Ethical dilemnas in disaster scenarios
I don't envy the kinds of decisions these people had to make, but it's fascinating to read how they make them.The New England Journal of Medicine carries an article by some of the doctors who ran the IDF hospital in Haiti about how they decided whom to treat and when.
Under normal circumstances, triage involves setting priorities among patients with conditions of various degrees of clinical urgency, to determine the order in which care will be delivered, presuming that it will ultimately be delivered to all. After the Haitian earthquake, however, it was impossible to treat everyone who needed care, and thus the first triage decision we often had to make was which patients we would accept and which would be denied treatment. We were forced to recognize that persons with the most urgent need for care are often the same ones who require the greatest expenditure of resources. Therefore, we first had to determine whether these patients' lives could be saved.Read the whole thing (it's not long).
Our triage algorithm consisted of three questions: How urgent is this patient's condition? Do we have adequate resources to meet this patient's needs? And assuming we admit this patient and provide the level of care required, can the patient's life be saved?
In the first days of our deployment, most of the patients we saw had recently been removed from the rubble. The majority had limbs that were compromised by open, infected wounds. Untreated, open fractures meant infection, gas gangrene, and ultimately death. Clearly, the sooner after injury the patient received medical attention, the better his or her chances of survival. Late-arriving patients who already had sepsis had a poor chance of survival. But there was no clear cutoff time beyond which patients could not be saved; each case had to be evaluated individually.
One of the dilemmas we had to confront repeatedly was whether to accept a patient with a crush injury. In such patients, rhabdomyolysis often develops, with resulting impairment of renal function. Given the absence of functioning dialysis facilities, the chances of survival in this scenario were low.

[ACTIVITY]
Translate this sentence from the disaster triage text into Spanish: "Late-arriving patients who already had sepsis had a poor chance of survival." The material that comes next is separate from this text.

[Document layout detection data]
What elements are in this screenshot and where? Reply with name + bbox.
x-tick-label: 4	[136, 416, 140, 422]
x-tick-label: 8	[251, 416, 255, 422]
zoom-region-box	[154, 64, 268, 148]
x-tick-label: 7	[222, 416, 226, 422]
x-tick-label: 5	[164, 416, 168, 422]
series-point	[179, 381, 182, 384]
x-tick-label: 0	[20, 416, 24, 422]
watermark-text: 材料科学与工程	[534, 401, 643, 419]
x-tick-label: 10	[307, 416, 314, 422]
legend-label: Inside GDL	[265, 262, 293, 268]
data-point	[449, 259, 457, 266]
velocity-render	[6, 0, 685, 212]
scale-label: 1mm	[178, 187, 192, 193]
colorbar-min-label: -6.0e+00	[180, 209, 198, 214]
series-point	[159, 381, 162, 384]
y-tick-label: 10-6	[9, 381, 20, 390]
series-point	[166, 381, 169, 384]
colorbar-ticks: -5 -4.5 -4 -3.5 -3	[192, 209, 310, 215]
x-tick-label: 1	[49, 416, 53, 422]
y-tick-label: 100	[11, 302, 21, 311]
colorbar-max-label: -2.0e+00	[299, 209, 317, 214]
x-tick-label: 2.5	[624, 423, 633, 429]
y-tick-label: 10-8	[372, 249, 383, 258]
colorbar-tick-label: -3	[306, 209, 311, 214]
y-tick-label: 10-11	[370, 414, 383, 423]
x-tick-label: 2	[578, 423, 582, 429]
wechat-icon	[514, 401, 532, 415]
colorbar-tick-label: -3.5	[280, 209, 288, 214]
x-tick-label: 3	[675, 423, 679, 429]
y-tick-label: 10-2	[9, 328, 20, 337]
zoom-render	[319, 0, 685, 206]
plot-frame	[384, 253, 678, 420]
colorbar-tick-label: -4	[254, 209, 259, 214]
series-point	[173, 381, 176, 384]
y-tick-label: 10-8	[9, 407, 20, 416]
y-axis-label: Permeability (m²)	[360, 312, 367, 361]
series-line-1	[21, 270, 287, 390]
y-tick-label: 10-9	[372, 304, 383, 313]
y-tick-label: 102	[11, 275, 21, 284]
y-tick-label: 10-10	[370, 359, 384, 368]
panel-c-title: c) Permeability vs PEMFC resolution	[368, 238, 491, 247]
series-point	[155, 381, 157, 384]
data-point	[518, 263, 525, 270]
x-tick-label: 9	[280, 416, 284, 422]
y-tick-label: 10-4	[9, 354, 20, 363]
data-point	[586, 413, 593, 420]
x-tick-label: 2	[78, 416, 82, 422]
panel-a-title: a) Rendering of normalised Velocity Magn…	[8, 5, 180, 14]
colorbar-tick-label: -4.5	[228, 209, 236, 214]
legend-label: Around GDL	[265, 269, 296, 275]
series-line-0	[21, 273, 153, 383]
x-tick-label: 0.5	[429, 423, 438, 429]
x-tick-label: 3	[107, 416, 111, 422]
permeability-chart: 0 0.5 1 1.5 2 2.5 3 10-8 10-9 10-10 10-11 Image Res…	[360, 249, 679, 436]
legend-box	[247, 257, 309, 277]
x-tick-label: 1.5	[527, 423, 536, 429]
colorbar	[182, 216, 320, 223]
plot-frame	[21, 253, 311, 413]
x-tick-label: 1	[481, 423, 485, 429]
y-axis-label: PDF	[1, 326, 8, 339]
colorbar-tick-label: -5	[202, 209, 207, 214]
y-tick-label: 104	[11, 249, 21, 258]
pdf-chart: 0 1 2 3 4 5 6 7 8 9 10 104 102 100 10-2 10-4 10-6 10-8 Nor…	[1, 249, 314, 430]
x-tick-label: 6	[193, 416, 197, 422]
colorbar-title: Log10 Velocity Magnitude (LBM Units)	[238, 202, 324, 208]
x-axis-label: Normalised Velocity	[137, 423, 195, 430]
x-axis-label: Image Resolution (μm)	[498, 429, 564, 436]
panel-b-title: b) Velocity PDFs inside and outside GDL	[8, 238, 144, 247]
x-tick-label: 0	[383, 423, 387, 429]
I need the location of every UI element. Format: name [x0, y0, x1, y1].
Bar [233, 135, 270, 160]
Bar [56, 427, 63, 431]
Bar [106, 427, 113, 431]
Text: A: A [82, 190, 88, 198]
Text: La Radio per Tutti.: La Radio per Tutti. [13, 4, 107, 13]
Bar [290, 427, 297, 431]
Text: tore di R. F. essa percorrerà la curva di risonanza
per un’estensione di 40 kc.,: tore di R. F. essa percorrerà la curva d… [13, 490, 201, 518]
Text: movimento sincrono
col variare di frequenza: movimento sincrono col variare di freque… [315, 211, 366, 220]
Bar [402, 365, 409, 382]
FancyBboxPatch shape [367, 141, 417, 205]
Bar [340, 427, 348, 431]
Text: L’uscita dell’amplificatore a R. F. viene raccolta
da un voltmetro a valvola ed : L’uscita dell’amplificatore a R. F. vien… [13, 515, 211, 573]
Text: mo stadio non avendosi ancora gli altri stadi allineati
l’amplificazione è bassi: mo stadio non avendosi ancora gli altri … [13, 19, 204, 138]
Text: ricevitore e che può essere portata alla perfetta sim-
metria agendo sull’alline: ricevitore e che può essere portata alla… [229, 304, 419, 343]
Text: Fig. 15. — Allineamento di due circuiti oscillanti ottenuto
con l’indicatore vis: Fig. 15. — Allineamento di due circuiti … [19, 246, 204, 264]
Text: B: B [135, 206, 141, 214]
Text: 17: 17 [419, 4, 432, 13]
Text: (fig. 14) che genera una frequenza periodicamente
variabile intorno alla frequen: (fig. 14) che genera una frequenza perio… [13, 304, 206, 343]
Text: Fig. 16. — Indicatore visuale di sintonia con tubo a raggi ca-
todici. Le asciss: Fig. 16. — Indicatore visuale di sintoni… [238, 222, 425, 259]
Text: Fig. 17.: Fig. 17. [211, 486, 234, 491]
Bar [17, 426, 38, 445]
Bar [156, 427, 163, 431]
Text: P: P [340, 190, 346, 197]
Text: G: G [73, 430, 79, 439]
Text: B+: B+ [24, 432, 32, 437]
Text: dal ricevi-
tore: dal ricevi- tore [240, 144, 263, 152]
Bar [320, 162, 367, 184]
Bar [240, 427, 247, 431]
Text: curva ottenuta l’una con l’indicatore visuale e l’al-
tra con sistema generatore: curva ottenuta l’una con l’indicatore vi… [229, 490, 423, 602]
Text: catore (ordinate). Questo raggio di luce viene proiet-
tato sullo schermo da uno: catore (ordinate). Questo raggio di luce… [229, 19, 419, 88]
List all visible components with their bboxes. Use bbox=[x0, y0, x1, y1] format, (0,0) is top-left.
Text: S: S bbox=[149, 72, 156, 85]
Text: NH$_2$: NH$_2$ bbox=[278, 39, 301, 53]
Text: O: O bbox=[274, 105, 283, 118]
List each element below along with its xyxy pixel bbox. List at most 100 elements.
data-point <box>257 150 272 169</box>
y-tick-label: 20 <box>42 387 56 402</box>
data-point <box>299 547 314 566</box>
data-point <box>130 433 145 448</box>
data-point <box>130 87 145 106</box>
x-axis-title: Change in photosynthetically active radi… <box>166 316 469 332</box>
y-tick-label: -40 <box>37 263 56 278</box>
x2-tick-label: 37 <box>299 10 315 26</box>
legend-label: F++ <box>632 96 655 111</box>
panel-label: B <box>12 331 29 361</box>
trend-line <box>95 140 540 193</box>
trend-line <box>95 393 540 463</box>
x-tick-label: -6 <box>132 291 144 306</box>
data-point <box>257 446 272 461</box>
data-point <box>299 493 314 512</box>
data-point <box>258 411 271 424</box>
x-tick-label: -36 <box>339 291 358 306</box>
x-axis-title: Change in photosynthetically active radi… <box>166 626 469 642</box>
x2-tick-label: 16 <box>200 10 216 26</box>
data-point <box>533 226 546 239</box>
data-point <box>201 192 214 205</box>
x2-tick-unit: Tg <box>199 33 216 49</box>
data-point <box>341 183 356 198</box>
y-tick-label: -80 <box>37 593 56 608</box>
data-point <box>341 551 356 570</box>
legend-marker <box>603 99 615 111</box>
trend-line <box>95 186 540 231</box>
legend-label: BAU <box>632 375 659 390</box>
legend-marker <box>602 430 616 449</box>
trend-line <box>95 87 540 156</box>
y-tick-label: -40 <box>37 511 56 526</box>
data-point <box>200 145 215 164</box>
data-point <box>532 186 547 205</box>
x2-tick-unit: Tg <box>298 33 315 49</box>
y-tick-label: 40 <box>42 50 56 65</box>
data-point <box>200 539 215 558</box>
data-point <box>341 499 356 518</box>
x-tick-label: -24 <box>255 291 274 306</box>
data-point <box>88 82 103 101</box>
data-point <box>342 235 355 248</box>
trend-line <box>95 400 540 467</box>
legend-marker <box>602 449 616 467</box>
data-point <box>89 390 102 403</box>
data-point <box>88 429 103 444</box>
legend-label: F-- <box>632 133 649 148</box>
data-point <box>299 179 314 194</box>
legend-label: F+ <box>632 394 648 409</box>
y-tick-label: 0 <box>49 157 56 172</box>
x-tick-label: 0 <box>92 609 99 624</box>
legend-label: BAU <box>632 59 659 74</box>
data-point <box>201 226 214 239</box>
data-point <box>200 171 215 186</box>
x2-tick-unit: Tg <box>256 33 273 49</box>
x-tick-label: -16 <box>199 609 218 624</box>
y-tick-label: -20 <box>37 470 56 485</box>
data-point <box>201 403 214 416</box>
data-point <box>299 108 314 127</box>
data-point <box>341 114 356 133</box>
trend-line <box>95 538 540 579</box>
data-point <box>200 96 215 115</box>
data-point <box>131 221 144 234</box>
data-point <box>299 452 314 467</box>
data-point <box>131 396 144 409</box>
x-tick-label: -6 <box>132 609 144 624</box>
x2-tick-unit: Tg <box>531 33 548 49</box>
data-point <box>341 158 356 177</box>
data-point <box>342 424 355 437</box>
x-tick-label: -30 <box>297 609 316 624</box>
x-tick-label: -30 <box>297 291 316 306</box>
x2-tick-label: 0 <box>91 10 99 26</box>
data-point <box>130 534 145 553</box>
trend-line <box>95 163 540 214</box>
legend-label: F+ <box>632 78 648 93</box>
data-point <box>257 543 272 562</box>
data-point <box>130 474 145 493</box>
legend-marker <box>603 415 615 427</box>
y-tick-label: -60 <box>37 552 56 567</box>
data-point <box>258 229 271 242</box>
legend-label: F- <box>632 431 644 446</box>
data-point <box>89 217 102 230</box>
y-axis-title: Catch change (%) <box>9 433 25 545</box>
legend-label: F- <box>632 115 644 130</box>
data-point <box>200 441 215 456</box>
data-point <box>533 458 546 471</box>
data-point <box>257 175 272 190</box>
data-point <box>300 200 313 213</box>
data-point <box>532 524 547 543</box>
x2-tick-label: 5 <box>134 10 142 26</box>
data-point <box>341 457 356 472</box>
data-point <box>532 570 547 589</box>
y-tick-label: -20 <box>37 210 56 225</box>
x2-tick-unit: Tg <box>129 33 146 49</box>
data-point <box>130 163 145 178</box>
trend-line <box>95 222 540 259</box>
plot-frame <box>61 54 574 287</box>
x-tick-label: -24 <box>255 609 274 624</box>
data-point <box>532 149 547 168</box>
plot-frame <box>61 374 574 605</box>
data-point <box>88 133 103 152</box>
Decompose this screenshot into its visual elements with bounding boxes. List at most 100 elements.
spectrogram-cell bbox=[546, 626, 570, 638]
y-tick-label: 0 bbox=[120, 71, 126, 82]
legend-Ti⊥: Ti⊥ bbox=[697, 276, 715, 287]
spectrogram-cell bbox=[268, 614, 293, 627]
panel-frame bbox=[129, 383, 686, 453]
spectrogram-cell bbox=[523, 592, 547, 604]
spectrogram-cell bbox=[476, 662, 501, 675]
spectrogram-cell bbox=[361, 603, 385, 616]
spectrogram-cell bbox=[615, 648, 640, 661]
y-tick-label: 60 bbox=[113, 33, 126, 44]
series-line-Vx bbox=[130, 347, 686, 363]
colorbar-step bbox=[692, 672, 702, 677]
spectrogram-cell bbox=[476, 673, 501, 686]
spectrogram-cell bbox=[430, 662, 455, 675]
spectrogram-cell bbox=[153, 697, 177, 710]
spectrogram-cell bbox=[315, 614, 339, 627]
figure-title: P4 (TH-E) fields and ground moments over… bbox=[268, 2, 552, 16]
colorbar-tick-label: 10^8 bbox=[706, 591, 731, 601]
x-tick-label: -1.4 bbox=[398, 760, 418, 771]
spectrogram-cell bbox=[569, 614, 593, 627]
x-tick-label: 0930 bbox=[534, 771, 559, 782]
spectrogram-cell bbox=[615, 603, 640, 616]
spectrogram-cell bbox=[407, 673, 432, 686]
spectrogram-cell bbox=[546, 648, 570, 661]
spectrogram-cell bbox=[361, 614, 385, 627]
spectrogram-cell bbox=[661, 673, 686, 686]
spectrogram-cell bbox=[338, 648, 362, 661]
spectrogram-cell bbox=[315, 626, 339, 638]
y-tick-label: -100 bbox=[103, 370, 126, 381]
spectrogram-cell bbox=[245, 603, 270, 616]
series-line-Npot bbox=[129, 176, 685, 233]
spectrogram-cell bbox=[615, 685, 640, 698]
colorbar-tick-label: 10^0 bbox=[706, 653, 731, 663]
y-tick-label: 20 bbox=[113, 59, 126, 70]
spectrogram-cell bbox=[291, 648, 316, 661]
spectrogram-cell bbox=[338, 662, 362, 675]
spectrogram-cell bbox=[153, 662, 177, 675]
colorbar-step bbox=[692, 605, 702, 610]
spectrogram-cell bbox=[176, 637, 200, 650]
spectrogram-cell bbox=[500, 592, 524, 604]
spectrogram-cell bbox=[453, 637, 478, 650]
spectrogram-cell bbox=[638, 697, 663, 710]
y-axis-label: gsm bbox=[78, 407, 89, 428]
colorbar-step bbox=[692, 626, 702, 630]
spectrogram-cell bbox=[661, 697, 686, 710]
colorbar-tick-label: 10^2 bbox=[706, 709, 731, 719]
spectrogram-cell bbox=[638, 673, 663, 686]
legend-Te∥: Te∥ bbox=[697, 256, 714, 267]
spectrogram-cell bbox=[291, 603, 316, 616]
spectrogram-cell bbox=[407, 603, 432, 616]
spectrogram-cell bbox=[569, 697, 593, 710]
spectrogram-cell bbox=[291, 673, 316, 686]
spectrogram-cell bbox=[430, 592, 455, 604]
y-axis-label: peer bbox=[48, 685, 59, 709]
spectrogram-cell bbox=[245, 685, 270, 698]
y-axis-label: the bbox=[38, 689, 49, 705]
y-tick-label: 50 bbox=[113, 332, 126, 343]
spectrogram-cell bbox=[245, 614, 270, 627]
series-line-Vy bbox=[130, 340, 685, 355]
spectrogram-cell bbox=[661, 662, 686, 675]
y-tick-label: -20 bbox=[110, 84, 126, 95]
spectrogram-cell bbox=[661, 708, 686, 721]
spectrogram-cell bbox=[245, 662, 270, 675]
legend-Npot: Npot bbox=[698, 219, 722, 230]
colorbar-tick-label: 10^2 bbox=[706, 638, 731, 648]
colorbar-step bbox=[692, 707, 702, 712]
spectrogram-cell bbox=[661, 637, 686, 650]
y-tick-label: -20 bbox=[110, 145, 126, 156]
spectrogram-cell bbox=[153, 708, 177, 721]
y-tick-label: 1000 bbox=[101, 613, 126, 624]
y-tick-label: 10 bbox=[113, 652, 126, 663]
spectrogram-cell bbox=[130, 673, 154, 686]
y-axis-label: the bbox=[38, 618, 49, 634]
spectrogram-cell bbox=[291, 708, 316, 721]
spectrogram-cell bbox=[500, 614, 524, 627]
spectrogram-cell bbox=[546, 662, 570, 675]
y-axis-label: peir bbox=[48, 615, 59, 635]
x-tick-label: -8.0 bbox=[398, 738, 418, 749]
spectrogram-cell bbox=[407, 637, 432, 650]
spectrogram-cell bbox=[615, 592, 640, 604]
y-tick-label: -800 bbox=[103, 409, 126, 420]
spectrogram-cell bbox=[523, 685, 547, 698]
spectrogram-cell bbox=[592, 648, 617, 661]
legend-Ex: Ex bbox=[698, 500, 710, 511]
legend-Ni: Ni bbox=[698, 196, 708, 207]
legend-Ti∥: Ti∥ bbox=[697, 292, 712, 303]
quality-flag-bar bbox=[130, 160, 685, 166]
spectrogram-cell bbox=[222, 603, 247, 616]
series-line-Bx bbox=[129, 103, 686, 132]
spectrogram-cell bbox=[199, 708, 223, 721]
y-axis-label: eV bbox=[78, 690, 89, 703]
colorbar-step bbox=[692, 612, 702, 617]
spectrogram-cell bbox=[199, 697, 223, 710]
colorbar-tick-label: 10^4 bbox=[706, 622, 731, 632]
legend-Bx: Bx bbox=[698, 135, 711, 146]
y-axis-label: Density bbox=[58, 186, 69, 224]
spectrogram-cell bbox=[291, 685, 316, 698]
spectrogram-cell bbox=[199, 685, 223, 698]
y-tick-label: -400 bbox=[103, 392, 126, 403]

[TASK SOLUTION]
Los pacientes que llegaban tarde y que ya tenían sepsis tenían pocas probabilidades de sobrevivir.